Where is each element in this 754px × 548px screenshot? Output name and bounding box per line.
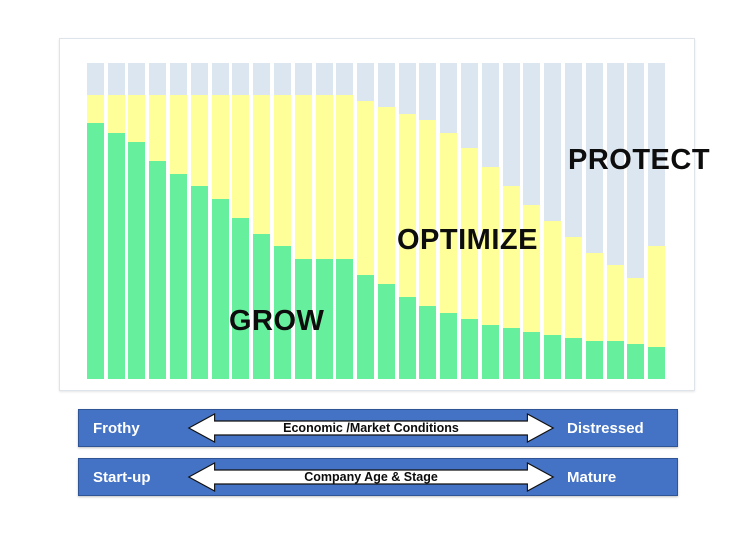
bar-segment-optimize bbox=[378, 107, 395, 284]
stacked-bar bbox=[170, 63, 187, 379]
bar-segment-protect bbox=[149, 63, 166, 95]
bar-segment-optimize bbox=[336, 95, 353, 259]
bar-segment-optimize bbox=[253, 95, 270, 234]
bar-segment-grow bbox=[357, 275, 374, 379]
bar-segment-grow bbox=[586, 341, 603, 379]
bar-segment-grow bbox=[232, 218, 249, 379]
stacked-bar bbox=[128, 63, 145, 379]
bar-segment-grow bbox=[461, 319, 478, 379]
bar-segment-grow bbox=[440, 313, 457, 379]
bar-segment-grow bbox=[87, 123, 104, 379]
bar-segment-grow bbox=[170, 174, 187, 379]
bar-segment-grow bbox=[316, 259, 333, 379]
bar-segment-protect bbox=[87, 63, 104, 95]
bar-segment-grow bbox=[565, 338, 582, 379]
bar-segment-protect bbox=[544, 63, 561, 221]
bar-segment-protect bbox=[274, 63, 291, 95]
stacked-bar bbox=[586, 63, 603, 379]
bar-segment-grow bbox=[108, 133, 125, 379]
bar-segment-protect bbox=[336, 63, 353, 95]
stacked-bar bbox=[544, 63, 561, 379]
stacked-bar bbox=[149, 63, 166, 379]
bar-segment-grow bbox=[128, 142, 145, 379]
stacked-bar bbox=[461, 63, 478, 379]
bar-segment-protect bbox=[232, 63, 249, 95]
bar-segment-protect bbox=[316, 63, 333, 95]
bar-segment-optimize bbox=[232, 95, 249, 218]
bar-segment-optimize bbox=[295, 95, 312, 259]
stacked-bar bbox=[212, 63, 229, 379]
stacked-bar bbox=[440, 63, 457, 379]
bar-segment-optimize bbox=[191, 95, 208, 187]
bar-segment-optimize bbox=[523, 205, 540, 331]
bar-segment-optimize bbox=[461, 148, 478, 319]
bar-segment-protect bbox=[399, 63, 416, 114]
bar-segment-protect bbox=[523, 63, 540, 205]
bar-segment-optimize bbox=[586, 253, 603, 341]
bar-segment-grow bbox=[482, 325, 499, 379]
slide-canvas: GROW OPTIMIZE PROTECT Frothy Economic /M… bbox=[0, 0, 754, 548]
bar-segment-optimize bbox=[274, 95, 291, 247]
banner-stage-center-label: Company Age & Stage bbox=[187, 462, 555, 492]
stacked-bar bbox=[503, 63, 520, 379]
bar-segment-grow bbox=[191, 186, 208, 379]
stacked-bar bbox=[253, 63, 270, 379]
banner-company-stage: Start-up Company Age & Stage Mature bbox=[78, 458, 678, 496]
bar-segment-grow bbox=[253, 234, 270, 379]
stacked-bar bbox=[336, 63, 353, 379]
stacked-bar bbox=[108, 63, 125, 379]
banner-stage-right-label: Mature bbox=[555, 469, 677, 486]
stacked-bar bbox=[274, 63, 291, 379]
bar-segment-optimize bbox=[357, 101, 374, 275]
bar-segment-optimize bbox=[316, 95, 333, 259]
stacked-bar bbox=[316, 63, 333, 379]
bar-segment-protect bbox=[586, 63, 603, 253]
bar-segment-optimize bbox=[170, 95, 187, 174]
stacked-bar bbox=[627, 63, 644, 379]
stacked-bar bbox=[295, 63, 312, 379]
bar-segment-optimize bbox=[399, 114, 416, 297]
bar-segment-grow bbox=[378, 284, 395, 379]
banner-market-right-label: Distressed bbox=[555, 420, 677, 437]
banner-stage-left-label: Start-up bbox=[79, 469, 187, 486]
bar-segment-optimize bbox=[87, 95, 104, 123]
bar-segment-optimize bbox=[149, 95, 166, 161]
bar-segment-protect bbox=[191, 63, 208, 95]
bar-segment-grow bbox=[399, 297, 416, 379]
stacked-bar bbox=[482, 63, 499, 379]
stacked-bar bbox=[565, 63, 582, 379]
bar-segment-optimize bbox=[212, 95, 229, 199]
bar-segment-protect bbox=[212, 63, 229, 95]
bar-segment-grow bbox=[544, 335, 561, 379]
bar-segment-grow bbox=[295, 259, 312, 379]
banner-market-center-label: Economic /Market Conditions bbox=[187, 413, 555, 443]
bar-segment-protect bbox=[419, 63, 436, 120]
stacked-bar bbox=[399, 63, 416, 379]
stacked-bar bbox=[607, 63, 624, 379]
stacked-bar bbox=[232, 63, 249, 379]
bar-segment-optimize bbox=[503, 186, 520, 328]
double-arrow-icon-market: Economic /Market Conditions bbox=[187, 413, 555, 443]
chart-panel: GROW OPTIMIZE PROTECT bbox=[59, 38, 695, 391]
bar-segment-protect bbox=[627, 63, 644, 278]
bar-segment-optimize bbox=[419, 120, 436, 306]
banner-market-conditions: Frothy Economic /Market Conditions Distr… bbox=[78, 409, 678, 447]
bar-segment-optimize bbox=[648, 246, 665, 347]
bar-segment-protect bbox=[565, 63, 582, 237]
bar-segment-protect bbox=[461, 63, 478, 148]
bar-segment-grow bbox=[503, 328, 520, 379]
stacked-bar bbox=[87, 63, 104, 379]
banner-market-left-label: Frothy bbox=[79, 420, 187, 437]
stacked-bar bbox=[191, 63, 208, 379]
stacked-bar bbox=[378, 63, 395, 379]
bar-segment-protect bbox=[440, 63, 457, 133]
bar-segment-protect bbox=[378, 63, 395, 107]
double-arrow-icon-stage: Company Age & Stage bbox=[187, 462, 555, 492]
bar-segment-optimize bbox=[128, 95, 145, 142]
stacked-bar bbox=[523, 63, 540, 379]
bar-segment-optimize bbox=[544, 221, 561, 335]
bar-segment-protect bbox=[482, 63, 499, 167]
bar-segment-grow bbox=[336, 259, 353, 379]
bar-segment-protect bbox=[648, 63, 665, 246]
bar-segment-protect bbox=[170, 63, 187, 95]
stacked-bar bbox=[419, 63, 436, 379]
bar-segment-grow bbox=[212, 199, 229, 379]
bar-segment-protect bbox=[253, 63, 270, 95]
bar-segment-grow bbox=[523, 332, 540, 379]
bar-segment-optimize bbox=[627, 278, 644, 344]
bar-segment-grow bbox=[607, 341, 624, 379]
bar-segment-grow bbox=[648, 347, 665, 379]
stacked-bar bbox=[648, 63, 665, 379]
bar-segment-grow bbox=[149, 161, 166, 379]
bar-segment-protect bbox=[108, 63, 125, 95]
bar-segment-protect bbox=[607, 63, 624, 265]
bar-segment-optimize bbox=[440, 133, 457, 313]
bar-segment-optimize bbox=[607, 265, 624, 341]
bar-segment-grow bbox=[419, 306, 436, 379]
stacked-bar-plot-area bbox=[85, 63, 667, 379]
bar-segment-optimize bbox=[482, 167, 499, 325]
bar-segment-grow bbox=[627, 344, 644, 379]
bar-segment-protect bbox=[503, 63, 520, 186]
bar-segment-protect bbox=[295, 63, 312, 95]
bar-segment-optimize bbox=[108, 95, 125, 133]
stacked-bar bbox=[357, 63, 374, 379]
bar-segment-optimize bbox=[565, 237, 582, 338]
bar-segment-grow bbox=[274, 246, 291, 379]
bar-segment-protect bbox=[357, 63, 374, 101]
bar-segment-protect bbox=[128, 63, 145, 95]
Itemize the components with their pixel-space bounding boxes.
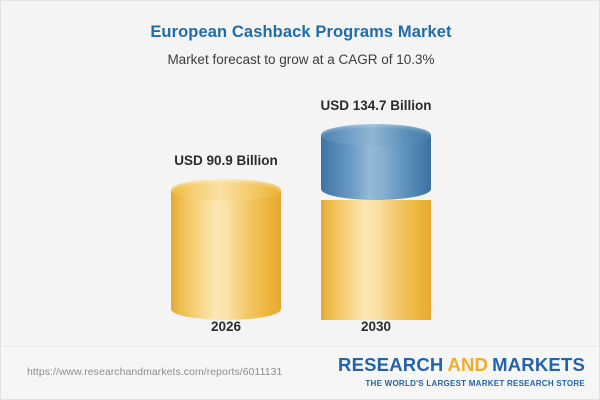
brand-logo: RESEARCHANDMARKETS THE WORLD'S LARGEST M… [338,356,585,388]
infographic-card: European Cashback Programs Market Market… [0,0,600,400]
cylinder-body-2026 [171,190,281,309]
cylinder-segment-base-2026 [171,179,281,309]
category-label-2030: 2030 [291,319,461,334]
brand-tagline: THE WORLD'S LARGEST MARKET RESEARCH STOR… [338,380,585,388]
cylinder-segment-growth-2030 [321,124,431,189]
bar-group-2026: USD 90.9 Billion 2026 [141,91,311,341]
category-label-2026: 2026 [141,319,311,334]
cylinder-segment-base-2030 [321,189,431,309]
brand-word-and: AND [447,354,488,375]
bar-value-label-2026: USD 90.9 Billion [141,153,311,168]
cylinder-2030 [321,124,431,309]
chart-header: European Cashback Programs Market Market… [1,1,600,67]
bar-value-label-2030: USD 134.7 Billion [291,98,461,113]
bar-group-2030: USD 134.7 Billion 2030 [291,91,461,341]
footer-bar: https://www.researchandmarkets.com/repor… [1,346,600,399]
page-title: European Cashback Programs Market [1,1,600,42]
cylinder-top-cap-2030 [321,124,431,146]
cylinder-body-base-2030 [321,200,431,320]
chart-plot-area: USD 90.9 Billion 2026 USD 134.7 Billion [1,91,600,341]
report-url[interactable]: https://www.researchandmarkets.com/repor… [27,366,282,378]
cylinder-2026 [171,179,281,309]
brand-wordmark: RESEARCHANDMARKETS [338,356,585,375]
brand-word-research: RESEARCH [338,354,443,375]
chart-subtitle: Market forecast to grow at a CAGR of 10.… [1,42,600,67]
cylinder-top-cap-2026 [171,179,281,201]
brand-word-markets: MARKETS [492,354,585,375]
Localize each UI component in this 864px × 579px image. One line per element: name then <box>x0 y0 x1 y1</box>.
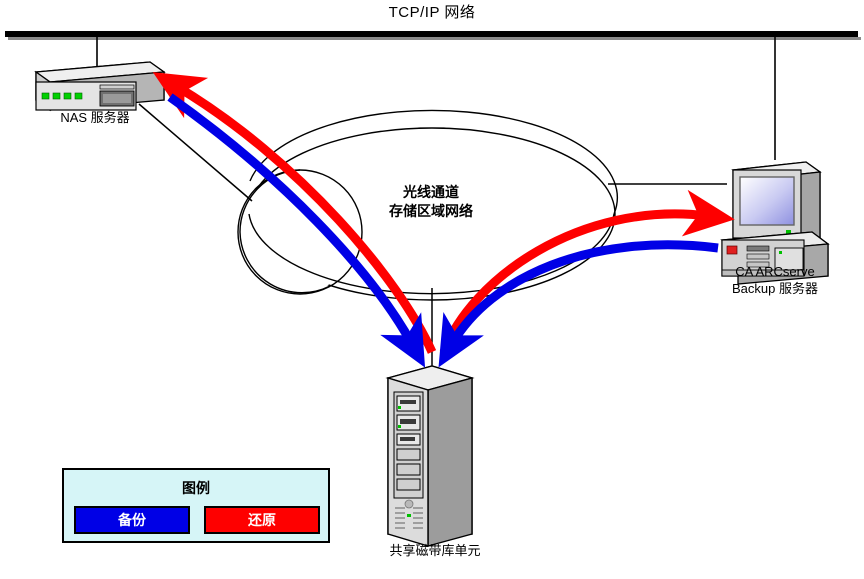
tape-library-tower-icon <box>388 366 472 546</box>
arcserve-label-line1: CA ARCserve <box>685 263 864 280</box>
arcserve-node-label: CA ARCserve Backup 服务器 <box>685 263 864 297</box>
legend-box: 图例 备份 还原 <box>62 468 330 543</box>
legend-swatch-backup: 备份 <box>74 506 190 534</box>
nas-appliance-icon <box>36 62 164 110</box>
tcpip-backbone-line <box>5 31 861 40</box>
arcserve-label-line2: Backup 服务器 <box>685 280 864 297</box>
tape-library-node-label: 共享磁带库单元 <box>335 543 535 558</box>
page-title: TCP/IP 网络 <box>0 5 864 20</box>
nas-node-label: NAS 服务器 <box>0 110 190 125</box>
san-cloud-label: 光线通道 存储区域网络 <box>331 183 531 221</box>
legend-swatch-restore: 还原 <box>204 506 320 534</box>
san-cloud-label-line1: 光线通道 <box>331 183 531 202</box>
san-cloud-label-line2: 存储区域网络 <box>331 202 531 221</box>
legend-title: 图例 <box>64 478 328 498</box>
network-diagram-canvas: TCP/IP 网络 NAS 服务器 光线通道 存储区域网络 共享磁带库单元 CA… <box>0 0 864 579</box>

> _CHALLENGE_:
Print the items above again line for line, starting at the line that contains "tape-library-tower-icon <box>388 366" and ending at the end of the items.

> _FINAL RESULT_:
tape-library-tower-icon <box>388 366 472 546</box>
arcserve-label-line1: CA ARCserve <box>685 263 864 280</box>
arcserve-node-label: CA ARCserve Backup 服务器 <box>685 263 864 297</box>
legend-box: 图例 备份 还原 <box>62 468 330 543</box>
legend-swatch-backup: 备份 <box>74 506 190 534</box>
nas-appliance-icon <box>36 62 164 110</box>
tcpip-backbone-line <box>5 31 861 40</box>
arcserve-label-line2: Backup 服务器 <box>685 280 864 297</box>
tape-library-node-label: 共享磁带库单元 <box>335 543 535 558</box>
page-title: TCP/IP 网络 <box>0 5 864 20</box>
nas-node-label: NAS 服务器 <box>0 110 190 125</box>
san-cloud-label: 光线通道 存储区域网络 <box>331 183 531 221</box>
legend-swatch-restore: 还原 <box>204 506 320 534</box>
san-cloud-label-line1: 光线通道 <box>331 183 531 202</box>
san-cloud-label-line2: 存储区域网络 <box>331 202 531 221</box>
legend-title: 图例 <box>64 478 328 498</box>
network-diagram-canvas: TCP/IP 网络 NAS 服务器 光线通道 存储区域网络 共享磁带库单元 CA… <box>0 0 864 579</box>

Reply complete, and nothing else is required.